[start]

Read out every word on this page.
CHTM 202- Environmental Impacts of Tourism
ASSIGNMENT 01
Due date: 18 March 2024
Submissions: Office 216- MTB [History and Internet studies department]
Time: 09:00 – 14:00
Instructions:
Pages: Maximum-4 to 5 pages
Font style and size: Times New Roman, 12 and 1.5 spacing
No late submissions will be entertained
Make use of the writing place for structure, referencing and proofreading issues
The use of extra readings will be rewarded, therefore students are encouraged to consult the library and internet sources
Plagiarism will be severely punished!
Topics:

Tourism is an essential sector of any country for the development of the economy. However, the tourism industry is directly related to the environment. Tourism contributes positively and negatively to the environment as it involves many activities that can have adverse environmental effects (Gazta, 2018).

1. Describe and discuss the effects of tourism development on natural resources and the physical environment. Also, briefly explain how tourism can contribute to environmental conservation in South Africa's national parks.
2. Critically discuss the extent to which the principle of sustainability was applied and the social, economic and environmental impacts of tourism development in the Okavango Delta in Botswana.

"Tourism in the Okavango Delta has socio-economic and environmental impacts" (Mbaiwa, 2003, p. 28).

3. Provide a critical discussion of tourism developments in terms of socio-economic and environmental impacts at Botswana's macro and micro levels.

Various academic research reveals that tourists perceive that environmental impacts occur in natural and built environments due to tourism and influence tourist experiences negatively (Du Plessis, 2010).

[end]

:: YOUR TASK ::
Find the lines containing "Okavango" and list every one of them.

:: EXERCISE RESPONSE ::
2. Critically discuss the extent to which the principle of sustainability was applied and the social, economic and environmental impacts of tourism development in the Okavango Delta in Botswana.
"Tourism in the Okavango Delta has socio-economic and environmental impacts" (Mbaiwa, 2003, p. 28).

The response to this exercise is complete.